The request: Select every line containing the word "Last" from the material, and copy those lines.

※ ※ ※

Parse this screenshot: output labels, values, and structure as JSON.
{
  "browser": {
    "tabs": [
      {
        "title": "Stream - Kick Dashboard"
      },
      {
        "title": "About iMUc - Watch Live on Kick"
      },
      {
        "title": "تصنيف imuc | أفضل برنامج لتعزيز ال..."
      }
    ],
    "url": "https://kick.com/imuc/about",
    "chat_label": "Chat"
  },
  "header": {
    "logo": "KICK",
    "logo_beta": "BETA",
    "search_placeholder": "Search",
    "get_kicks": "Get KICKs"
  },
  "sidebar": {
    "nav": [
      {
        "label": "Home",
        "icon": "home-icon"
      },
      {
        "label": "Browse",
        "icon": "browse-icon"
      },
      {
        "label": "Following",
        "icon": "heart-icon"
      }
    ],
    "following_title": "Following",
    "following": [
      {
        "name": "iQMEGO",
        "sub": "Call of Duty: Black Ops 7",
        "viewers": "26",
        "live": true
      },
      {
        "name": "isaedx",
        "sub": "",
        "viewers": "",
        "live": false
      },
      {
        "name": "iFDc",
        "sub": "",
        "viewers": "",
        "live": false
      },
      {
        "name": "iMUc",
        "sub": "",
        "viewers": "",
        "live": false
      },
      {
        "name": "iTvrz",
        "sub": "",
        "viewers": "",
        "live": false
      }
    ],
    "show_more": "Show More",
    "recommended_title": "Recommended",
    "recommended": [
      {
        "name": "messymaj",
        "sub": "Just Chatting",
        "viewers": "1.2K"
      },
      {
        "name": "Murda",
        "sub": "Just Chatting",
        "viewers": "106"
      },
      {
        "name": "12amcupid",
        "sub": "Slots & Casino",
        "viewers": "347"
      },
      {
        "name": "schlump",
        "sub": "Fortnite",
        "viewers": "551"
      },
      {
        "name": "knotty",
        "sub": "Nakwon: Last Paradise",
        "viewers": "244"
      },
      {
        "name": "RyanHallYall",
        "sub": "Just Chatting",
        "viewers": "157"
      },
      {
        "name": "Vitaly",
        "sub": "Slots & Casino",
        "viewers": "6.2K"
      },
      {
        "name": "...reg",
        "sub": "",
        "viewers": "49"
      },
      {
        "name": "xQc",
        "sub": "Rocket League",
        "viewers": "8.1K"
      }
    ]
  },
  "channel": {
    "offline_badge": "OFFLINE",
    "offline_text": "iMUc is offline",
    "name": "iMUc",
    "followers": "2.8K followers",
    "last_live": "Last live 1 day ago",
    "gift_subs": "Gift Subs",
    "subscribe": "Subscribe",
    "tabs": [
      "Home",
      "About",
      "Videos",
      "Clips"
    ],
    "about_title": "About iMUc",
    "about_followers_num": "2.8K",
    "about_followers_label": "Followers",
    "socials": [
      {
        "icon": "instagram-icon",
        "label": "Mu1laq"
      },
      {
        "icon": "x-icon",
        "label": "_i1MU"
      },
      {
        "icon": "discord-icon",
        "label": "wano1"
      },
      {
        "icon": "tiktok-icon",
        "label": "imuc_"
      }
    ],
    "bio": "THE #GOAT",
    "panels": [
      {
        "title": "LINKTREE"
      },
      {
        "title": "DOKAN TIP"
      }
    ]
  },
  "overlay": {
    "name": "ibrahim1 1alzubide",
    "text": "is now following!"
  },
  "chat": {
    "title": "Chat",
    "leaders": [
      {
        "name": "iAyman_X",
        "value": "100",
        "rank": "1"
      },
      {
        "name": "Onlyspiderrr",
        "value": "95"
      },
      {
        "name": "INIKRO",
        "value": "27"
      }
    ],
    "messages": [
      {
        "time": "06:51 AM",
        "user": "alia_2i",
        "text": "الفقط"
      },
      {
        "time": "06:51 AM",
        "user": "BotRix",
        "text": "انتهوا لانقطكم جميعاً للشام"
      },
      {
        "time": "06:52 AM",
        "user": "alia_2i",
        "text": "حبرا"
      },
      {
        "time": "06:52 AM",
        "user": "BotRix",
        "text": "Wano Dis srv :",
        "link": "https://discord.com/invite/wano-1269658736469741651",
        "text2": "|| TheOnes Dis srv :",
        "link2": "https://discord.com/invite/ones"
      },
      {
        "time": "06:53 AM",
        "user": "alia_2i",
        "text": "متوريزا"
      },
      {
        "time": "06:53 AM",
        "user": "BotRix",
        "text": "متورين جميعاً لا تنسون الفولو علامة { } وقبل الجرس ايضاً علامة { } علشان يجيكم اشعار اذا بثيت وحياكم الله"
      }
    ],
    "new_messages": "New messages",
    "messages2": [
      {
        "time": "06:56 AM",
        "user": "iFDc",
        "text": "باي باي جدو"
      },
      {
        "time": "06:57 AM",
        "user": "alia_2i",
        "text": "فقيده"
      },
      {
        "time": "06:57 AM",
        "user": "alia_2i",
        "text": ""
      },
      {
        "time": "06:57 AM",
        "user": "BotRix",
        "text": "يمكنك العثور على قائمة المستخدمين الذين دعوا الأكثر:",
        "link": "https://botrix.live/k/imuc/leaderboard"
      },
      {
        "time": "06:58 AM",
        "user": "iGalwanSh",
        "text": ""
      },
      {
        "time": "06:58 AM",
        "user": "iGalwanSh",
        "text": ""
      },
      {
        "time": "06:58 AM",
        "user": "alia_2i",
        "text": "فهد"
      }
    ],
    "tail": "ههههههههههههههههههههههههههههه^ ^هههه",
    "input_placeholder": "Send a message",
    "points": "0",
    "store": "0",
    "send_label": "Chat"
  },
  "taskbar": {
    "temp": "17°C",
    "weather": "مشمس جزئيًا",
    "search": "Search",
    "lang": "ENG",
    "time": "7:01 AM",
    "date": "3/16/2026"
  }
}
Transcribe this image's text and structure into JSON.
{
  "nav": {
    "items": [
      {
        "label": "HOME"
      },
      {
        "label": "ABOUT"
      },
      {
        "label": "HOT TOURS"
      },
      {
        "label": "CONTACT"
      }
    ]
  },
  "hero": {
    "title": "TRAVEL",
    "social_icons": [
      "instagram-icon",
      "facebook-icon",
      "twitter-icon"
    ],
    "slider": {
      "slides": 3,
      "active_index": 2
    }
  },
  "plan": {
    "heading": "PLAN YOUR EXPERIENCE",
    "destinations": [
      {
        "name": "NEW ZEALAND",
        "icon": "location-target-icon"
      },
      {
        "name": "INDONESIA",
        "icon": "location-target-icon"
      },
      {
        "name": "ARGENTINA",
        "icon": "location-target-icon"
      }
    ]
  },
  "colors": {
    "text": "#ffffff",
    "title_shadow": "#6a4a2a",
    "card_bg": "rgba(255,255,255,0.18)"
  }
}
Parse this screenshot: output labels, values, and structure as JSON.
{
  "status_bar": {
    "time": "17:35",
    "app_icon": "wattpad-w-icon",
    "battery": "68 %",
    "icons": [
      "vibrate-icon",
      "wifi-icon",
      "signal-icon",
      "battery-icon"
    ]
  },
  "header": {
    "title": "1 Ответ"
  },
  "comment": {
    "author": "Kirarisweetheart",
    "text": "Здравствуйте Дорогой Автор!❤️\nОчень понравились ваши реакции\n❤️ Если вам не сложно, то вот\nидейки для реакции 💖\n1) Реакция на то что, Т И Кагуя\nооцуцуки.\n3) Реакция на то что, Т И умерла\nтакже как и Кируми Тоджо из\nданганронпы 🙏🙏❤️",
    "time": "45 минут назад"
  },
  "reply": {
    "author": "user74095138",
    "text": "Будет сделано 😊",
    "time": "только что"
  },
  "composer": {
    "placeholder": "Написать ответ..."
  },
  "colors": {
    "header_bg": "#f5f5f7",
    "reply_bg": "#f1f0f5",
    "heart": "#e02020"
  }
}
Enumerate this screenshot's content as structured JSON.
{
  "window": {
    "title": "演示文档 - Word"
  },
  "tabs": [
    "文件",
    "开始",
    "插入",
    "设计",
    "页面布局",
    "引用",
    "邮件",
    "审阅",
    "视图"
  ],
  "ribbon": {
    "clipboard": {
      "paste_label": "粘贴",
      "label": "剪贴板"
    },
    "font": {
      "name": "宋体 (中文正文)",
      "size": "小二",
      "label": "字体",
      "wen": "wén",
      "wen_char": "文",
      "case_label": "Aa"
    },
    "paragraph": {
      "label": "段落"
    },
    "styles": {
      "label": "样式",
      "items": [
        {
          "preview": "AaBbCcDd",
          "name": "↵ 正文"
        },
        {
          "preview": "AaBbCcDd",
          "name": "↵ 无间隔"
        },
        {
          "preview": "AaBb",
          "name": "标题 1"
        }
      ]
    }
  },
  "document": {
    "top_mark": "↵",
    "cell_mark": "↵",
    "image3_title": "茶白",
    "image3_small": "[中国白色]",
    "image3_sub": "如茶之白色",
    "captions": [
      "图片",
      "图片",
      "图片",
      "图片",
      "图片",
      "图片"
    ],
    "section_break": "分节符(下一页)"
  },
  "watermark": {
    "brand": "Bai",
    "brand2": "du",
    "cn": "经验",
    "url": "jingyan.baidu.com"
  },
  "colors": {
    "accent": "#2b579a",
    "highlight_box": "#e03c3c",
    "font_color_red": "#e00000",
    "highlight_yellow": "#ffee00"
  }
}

※ ※ ※

Full output:
        "sub": "Nakwon: Last Paradise",
    "last_live": "Last live 1 day ago",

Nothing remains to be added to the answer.